___ PROVIDED DATA ___

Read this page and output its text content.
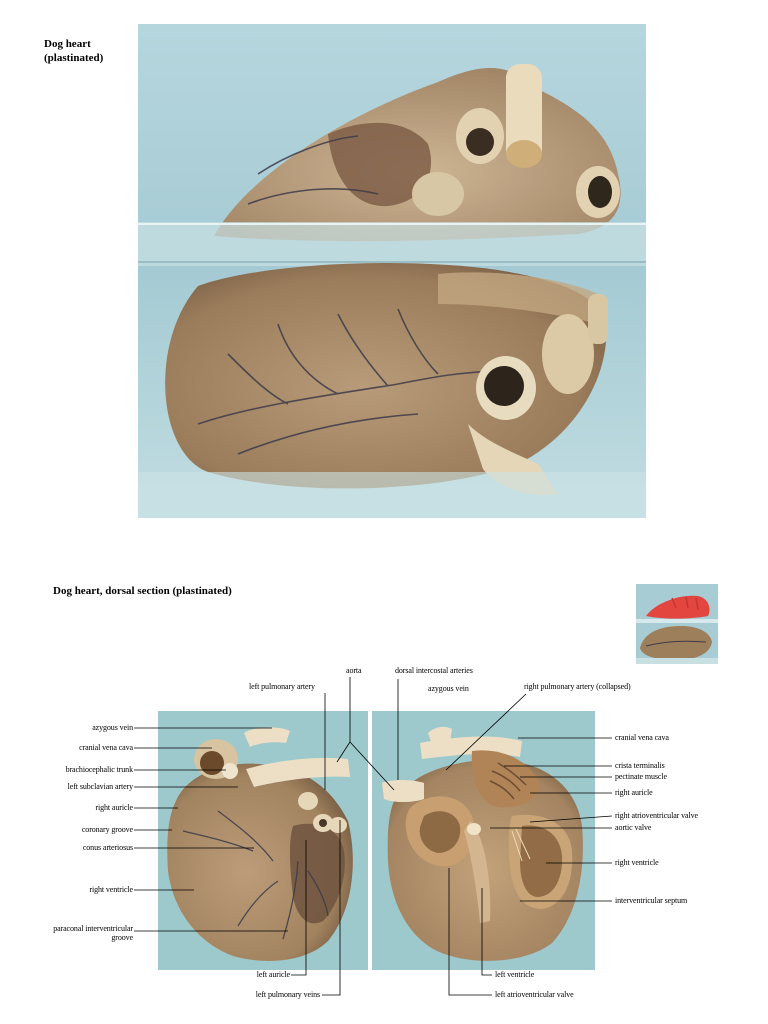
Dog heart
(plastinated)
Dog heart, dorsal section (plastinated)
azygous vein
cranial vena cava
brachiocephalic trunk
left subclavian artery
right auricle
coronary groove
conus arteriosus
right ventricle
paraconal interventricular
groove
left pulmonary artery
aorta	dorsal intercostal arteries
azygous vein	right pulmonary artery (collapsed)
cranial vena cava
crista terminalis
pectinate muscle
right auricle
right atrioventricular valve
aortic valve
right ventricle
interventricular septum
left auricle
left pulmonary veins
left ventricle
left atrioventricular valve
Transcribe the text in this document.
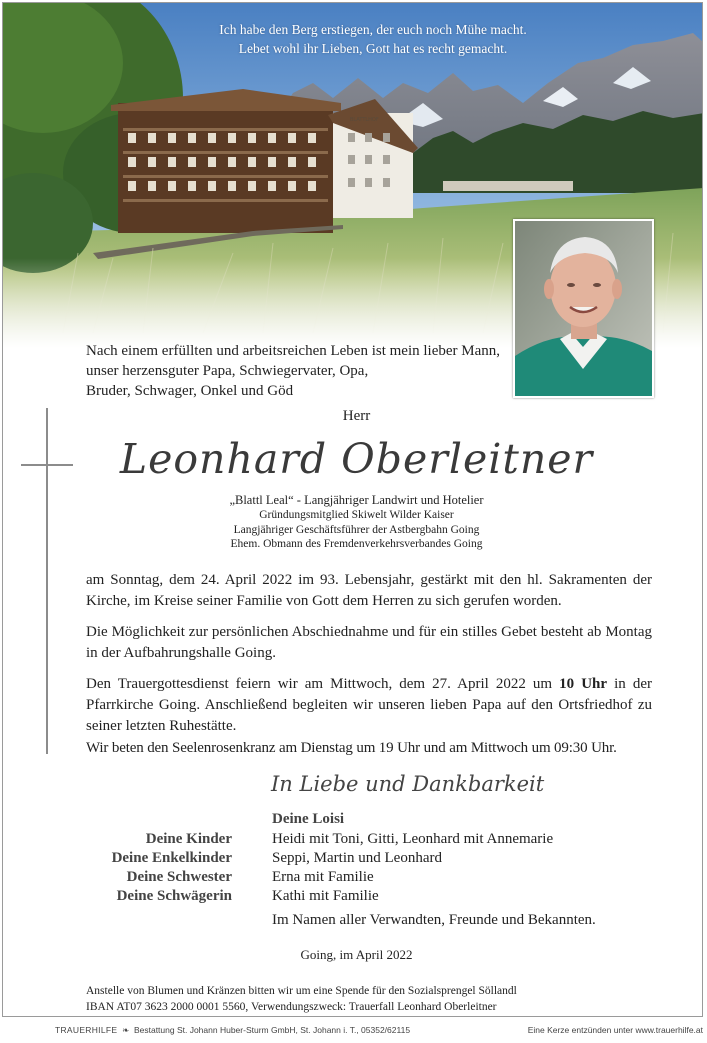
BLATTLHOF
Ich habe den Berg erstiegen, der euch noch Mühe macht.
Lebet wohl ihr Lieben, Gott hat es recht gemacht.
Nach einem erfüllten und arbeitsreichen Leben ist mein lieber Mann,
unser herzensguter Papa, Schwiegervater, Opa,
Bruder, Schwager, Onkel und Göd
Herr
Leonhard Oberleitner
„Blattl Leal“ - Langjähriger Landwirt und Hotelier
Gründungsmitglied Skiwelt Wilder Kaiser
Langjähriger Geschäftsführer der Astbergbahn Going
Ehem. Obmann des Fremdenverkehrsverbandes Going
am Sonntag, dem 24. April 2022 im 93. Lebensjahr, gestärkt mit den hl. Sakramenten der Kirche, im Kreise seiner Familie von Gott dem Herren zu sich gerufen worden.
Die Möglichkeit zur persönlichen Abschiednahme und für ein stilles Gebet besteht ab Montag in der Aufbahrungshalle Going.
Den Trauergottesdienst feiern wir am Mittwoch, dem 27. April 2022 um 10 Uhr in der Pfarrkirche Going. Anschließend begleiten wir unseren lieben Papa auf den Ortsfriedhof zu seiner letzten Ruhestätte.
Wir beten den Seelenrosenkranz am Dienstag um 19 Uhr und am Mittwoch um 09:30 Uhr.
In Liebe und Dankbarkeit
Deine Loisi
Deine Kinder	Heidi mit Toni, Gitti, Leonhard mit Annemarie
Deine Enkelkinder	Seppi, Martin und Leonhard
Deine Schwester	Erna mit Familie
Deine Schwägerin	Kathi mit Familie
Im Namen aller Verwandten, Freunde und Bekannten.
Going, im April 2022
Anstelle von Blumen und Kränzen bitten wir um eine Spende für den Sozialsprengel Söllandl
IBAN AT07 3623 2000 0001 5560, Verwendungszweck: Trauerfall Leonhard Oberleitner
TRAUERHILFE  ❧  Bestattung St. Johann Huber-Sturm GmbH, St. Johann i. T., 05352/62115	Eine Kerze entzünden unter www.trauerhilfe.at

___
___ PROVIDED DATA ___

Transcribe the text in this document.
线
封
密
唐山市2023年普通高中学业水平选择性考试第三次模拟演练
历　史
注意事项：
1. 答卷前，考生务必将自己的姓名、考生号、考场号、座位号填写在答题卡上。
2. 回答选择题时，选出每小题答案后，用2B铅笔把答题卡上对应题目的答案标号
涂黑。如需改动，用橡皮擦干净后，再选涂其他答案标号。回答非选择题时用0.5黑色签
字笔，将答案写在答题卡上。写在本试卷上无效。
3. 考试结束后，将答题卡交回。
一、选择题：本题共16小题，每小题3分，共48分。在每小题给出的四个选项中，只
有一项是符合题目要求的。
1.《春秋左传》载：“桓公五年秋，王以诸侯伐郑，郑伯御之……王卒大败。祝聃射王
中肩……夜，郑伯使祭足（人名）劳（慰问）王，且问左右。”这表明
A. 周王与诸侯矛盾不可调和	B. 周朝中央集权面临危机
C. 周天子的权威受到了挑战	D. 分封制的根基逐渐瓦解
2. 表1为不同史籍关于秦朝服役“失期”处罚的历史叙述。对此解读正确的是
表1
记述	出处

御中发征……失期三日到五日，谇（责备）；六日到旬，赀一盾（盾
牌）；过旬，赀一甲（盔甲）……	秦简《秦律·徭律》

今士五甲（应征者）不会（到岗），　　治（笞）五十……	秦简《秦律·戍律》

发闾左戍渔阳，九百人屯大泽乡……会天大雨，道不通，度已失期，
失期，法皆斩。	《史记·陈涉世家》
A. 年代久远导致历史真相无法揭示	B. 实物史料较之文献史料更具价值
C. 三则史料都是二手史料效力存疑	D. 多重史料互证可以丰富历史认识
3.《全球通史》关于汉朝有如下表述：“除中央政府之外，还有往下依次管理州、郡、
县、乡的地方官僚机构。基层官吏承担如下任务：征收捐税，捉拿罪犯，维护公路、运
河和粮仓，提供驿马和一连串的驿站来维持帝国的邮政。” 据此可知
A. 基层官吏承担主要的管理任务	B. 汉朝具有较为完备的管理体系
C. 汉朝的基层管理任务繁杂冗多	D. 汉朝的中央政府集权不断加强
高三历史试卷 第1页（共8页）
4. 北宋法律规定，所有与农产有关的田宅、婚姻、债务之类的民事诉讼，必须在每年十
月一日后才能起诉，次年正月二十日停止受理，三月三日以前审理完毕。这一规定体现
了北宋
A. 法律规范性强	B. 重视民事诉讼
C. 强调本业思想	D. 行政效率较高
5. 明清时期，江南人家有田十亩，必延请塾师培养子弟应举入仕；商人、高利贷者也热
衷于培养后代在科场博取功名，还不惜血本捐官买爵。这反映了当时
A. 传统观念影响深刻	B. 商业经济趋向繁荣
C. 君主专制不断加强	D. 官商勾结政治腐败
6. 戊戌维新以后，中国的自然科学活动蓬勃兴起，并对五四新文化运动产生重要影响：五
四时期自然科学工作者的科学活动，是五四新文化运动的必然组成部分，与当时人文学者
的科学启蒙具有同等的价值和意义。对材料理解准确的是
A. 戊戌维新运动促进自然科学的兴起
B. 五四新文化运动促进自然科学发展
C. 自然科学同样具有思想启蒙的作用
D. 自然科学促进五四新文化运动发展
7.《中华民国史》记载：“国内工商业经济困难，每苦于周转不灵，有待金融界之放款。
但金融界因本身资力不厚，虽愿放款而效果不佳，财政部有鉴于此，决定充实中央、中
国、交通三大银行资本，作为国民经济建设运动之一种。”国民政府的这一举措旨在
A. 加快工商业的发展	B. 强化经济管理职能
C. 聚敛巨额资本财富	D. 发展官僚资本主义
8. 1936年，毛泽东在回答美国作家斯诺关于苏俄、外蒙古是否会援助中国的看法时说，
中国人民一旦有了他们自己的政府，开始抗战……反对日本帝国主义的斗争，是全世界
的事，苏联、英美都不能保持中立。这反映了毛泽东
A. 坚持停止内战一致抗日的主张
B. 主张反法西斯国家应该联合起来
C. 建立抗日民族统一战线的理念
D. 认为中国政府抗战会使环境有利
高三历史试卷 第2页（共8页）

___
___ PROVIDED DATA ___

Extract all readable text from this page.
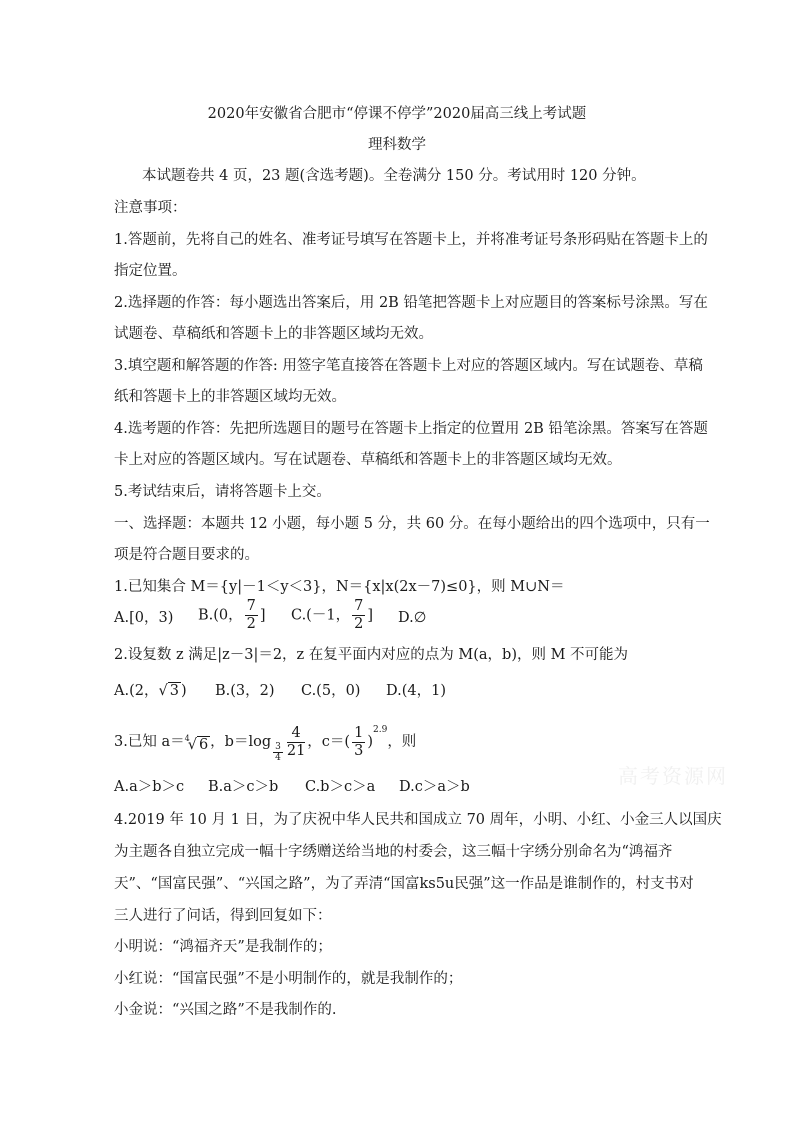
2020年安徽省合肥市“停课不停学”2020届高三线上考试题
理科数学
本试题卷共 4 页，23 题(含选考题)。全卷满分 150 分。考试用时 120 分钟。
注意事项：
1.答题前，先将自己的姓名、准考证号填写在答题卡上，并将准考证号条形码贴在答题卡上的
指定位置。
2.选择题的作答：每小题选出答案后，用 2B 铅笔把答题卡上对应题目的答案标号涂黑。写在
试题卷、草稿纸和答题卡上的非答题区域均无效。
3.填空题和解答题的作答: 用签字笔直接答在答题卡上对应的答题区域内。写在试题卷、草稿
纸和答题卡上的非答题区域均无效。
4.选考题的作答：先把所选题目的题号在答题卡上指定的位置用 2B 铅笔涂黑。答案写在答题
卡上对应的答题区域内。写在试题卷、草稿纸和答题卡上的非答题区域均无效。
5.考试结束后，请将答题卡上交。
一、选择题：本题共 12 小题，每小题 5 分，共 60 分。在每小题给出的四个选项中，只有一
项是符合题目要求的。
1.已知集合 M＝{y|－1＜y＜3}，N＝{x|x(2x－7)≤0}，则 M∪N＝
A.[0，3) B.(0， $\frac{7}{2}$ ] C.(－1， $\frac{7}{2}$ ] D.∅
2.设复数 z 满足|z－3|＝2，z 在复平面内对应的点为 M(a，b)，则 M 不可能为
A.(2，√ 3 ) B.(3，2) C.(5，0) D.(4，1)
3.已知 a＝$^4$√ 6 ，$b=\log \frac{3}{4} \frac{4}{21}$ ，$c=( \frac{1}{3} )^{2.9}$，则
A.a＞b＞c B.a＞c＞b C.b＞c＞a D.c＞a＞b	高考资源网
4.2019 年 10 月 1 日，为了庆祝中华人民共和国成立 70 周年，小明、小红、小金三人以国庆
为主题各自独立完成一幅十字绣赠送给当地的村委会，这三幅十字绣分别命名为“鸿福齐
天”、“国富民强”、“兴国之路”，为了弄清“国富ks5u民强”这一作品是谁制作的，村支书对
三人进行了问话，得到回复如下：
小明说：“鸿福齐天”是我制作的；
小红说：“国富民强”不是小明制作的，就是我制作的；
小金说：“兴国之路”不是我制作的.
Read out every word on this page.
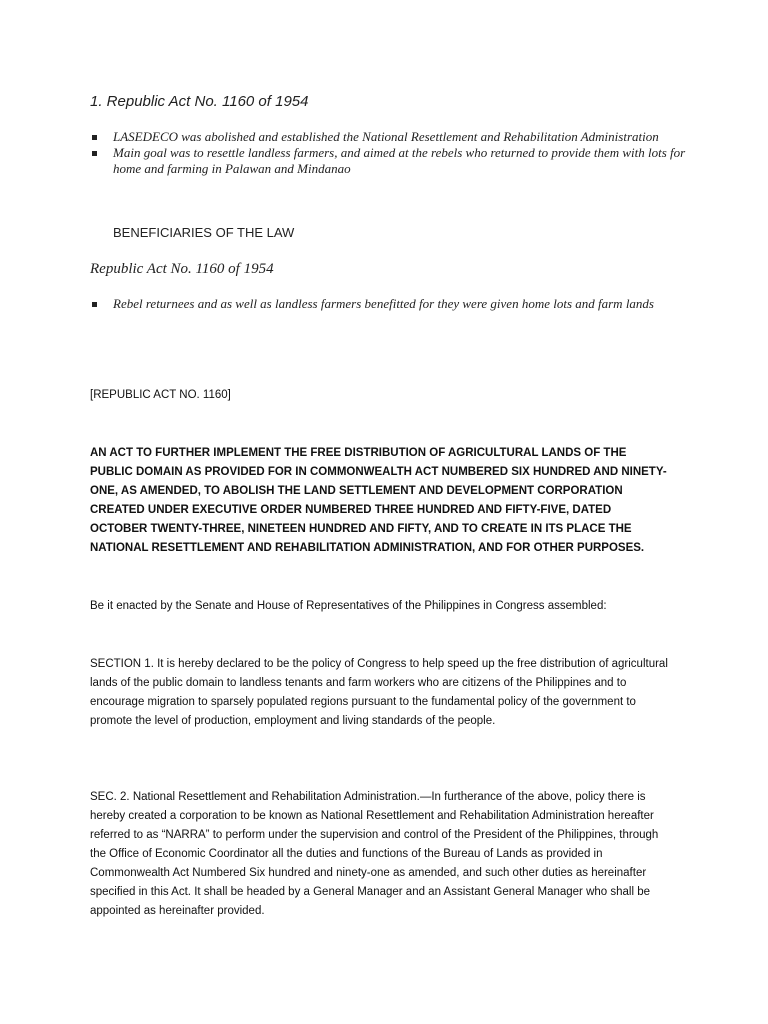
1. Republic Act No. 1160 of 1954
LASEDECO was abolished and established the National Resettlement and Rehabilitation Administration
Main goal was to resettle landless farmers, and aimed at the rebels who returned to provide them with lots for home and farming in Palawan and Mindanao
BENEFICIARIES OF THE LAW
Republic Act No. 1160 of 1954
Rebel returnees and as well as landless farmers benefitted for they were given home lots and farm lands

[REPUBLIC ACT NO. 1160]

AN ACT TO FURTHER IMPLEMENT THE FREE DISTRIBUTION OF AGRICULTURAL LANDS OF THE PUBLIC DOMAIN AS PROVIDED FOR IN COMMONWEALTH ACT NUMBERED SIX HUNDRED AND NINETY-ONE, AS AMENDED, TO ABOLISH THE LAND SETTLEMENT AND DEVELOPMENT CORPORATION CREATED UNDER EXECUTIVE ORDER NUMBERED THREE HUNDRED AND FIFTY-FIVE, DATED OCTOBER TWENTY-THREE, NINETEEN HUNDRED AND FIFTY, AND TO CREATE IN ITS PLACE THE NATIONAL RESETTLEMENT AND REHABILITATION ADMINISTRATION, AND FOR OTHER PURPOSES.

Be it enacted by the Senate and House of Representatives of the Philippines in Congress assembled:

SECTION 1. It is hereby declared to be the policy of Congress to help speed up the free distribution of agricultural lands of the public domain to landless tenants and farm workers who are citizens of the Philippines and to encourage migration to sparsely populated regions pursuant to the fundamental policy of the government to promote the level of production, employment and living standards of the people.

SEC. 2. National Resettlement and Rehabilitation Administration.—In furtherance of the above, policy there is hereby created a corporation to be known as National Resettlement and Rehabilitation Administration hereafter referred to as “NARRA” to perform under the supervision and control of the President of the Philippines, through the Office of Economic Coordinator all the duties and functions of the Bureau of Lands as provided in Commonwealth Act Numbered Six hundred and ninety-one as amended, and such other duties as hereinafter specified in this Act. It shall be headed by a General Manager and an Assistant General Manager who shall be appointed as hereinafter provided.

___

Find how many lines of the entries contain "草稿纸和答题卡上的非答题区域均无效". Respond with the number only.

[EXPECTED OUTPUT]
2